Information given.
★ ★ ★ ★
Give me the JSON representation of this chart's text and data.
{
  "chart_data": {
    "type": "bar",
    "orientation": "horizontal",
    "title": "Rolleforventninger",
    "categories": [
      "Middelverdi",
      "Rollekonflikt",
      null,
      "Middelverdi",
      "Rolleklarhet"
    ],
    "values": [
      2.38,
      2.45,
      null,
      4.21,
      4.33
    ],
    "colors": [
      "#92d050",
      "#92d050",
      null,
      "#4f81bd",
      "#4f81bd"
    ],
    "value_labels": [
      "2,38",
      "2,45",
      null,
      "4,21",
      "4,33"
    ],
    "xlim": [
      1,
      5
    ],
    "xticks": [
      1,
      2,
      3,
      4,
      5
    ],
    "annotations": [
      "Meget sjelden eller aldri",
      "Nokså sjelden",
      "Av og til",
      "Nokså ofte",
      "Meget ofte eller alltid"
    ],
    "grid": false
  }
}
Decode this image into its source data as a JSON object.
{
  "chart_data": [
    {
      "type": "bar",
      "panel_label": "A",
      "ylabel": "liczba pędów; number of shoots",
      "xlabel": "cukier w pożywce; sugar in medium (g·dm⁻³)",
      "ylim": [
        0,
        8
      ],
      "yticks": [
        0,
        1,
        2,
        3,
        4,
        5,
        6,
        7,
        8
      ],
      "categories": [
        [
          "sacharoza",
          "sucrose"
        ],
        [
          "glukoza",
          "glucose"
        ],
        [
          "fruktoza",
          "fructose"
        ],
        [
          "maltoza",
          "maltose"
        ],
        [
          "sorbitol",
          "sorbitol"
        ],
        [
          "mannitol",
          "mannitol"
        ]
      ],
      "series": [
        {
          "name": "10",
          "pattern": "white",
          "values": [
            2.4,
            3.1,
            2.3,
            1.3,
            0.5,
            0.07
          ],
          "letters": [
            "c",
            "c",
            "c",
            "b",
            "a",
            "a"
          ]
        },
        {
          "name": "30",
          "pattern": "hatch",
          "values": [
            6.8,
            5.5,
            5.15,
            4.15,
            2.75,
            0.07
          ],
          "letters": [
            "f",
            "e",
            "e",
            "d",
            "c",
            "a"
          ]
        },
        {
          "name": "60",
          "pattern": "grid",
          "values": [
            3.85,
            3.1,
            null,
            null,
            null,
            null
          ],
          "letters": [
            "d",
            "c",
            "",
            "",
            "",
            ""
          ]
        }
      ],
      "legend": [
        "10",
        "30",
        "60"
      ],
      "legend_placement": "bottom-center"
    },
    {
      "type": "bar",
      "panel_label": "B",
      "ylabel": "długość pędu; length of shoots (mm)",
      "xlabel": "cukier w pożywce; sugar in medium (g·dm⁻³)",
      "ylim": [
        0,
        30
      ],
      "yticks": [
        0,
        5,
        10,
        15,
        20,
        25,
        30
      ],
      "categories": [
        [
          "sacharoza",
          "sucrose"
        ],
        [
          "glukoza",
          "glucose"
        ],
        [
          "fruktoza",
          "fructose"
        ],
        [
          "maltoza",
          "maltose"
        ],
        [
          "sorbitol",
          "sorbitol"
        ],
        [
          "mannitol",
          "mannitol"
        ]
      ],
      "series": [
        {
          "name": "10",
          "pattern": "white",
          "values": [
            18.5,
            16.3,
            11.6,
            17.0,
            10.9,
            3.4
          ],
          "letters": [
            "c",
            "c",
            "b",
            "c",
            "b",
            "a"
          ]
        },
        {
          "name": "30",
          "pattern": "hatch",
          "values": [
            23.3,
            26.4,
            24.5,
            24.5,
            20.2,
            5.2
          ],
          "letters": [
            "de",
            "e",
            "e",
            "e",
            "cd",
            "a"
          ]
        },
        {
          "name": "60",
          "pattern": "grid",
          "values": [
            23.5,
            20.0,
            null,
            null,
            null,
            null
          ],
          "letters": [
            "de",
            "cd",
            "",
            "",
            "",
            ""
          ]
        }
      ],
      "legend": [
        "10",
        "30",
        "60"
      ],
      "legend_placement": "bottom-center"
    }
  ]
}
★ ★ ★ ★
Task directions. Return the entries above exactly, each one complete.

Expected output.
Give me the JSON representation of this chart's text and data.
{
  "chart_data": {
    "type": "bar",
    "orientation": "horizontal",
    "title": "Rolleforventninger",
    "categories": [
      "Middelverdi",
      "Rollekonflikt",
      null,
      "Middelverdi",
      "Rolleklarhet"
    ],
    "values": [
      2.38,
      2.45,
      null,
      4.21,
      4.33
    ],
    "colors": [
      "#92d050",
      "#92d050",
      null,
      "#4f81bd",
      "#4f81bd"
    ],
    "value_labels": [
      "2,38",
      "2,45",
      null,
      "4,21",
      "4,33"
    ],
    "xlim": [
      1,
      5
    ],
    "xticks": [
      1,
      2,
      3,
      4,
      5
    ],
    "annotations": [
      "Meget sjelden eller aldri",
      "Nokså sjelden",
      "Av og til",
      "Nokså ofte",
      "Meget ofte eller alltid"
    ],
    "grid": false
  }
}
Decode this image into its source data as a JSON object.
{
  "chart_data": [
    {
      "type": "bar",
      "panel_label": "A",
      "ylabel": "liczba pędów; number of shoots",
      "xlabel": "cukier w pożywce; sugar in medium (g·dm⁻³)",
      "ylim": [
        0,
        8
      ],
      "yticks": [
        0,
        1,
        2,
        3,
        4,
        5,
        6,
        7,
        8
      ],
      "categories": [
        [
          "sacharoza",
          "sucrose"
        ],
        [
          "glukoza",
          "glucose"
        ],
        [
          "fruktoza",
          "fructose"
        ],
        [
          "maltoza",
          "maltose"
        ],
        [
          "sorbitol",
          "sorbitol"
        ],
        [
          "mannitol",
          "mannitol"
        ]
      ],
      "series": [
        {
          "name": "10",
          "pattern": "white",
          "values": [
            2.4,
            3.1,
            2.3,
            1.3,
            0.5,
            0.07
          ],
          "letters": [
            "c",
            "c",
            "c",
            "b",
            "a",
            "a"
          ]
        },
        {
          "name": "30",
          "pattern": "hatch",
          "values": [
            6.8,
            5.5,
            5.15,
            4.15,
            2.75,
            0.07
          ],
          "letters": [
            "f",
            "e",
            "e",
            "d",
            "c",
            "a"
          ]
        },
        {
          "name": "60",
          "pattern": "grid",
          "values": [
            3.85,
            3.1,
            null,
            null,
            null,
            null
          ],
          "letters": [
            "d",
            "c",
            "",
            "",
            "",
            ""
          ]
        }
      ],
      "legend": [
        "10",
        "30",
        "60"
      ],
      "legend_placement": "bottom-center"
    },
    {
      "type": "bar",
      "panel_label": "B",
      "ylabel": "długość pędu; length of shoots (mm)",
      "xlabel": "cukier w pożywce; sugar in medium (g·dm⁻³)",
      "ylim": [
        0,
        30
      ],
      "yticks": [
        0,
        5,
        10,
        15,
        20,
        25,
        30
      ],
      "categories": [
        [
          "sacharoza",
          "sucrose"
        ],
        [
          "glukoza",
          "glucose"
        ],
        [
          "fruktoza",
          "fructose"
        ],
        [
          "maltoza",
          "maltose"
        ],
        [
          "sorbitol",
          "sorbitol"
        ],
        [
          "mannitol",
          "mannitol"
        ]
      ],
      "series": [
        {
          "name": "10",
          "pattern": "white",
          "values": [
            18.5,
            16.3,
            11.6,
            17.0,
            10.9,
            3.4
          ],
          "letters": [
            "c",
            "c",
            "b",
            "c",
            "b",
            "a"
          ]
        },
        {
          "name": "30",
          "pattern": "hatch",
          "values": [
            23.3,
            26.4,
            24.5,
            24.5,
            20.2,
            5.2
          ],
          "letters": [
            "de",
            "e",
            "e",
            "e",
            "cd",
            "a"
          ]
        },
        {
          "name": "60",
          "pattern": "grid",
          "values": [
            23.5,
            20.0,
            null,
            null,
            null,
            null
          ],
          "letters": [
            "de",
            "cd",
            "",
            "",
            "",
            ""
          ]
        }
      ],
      "legend": [
        "10",
        "30",
        "60"
      ],
      "legend_placement": "bottom-center"
    }
  ]
}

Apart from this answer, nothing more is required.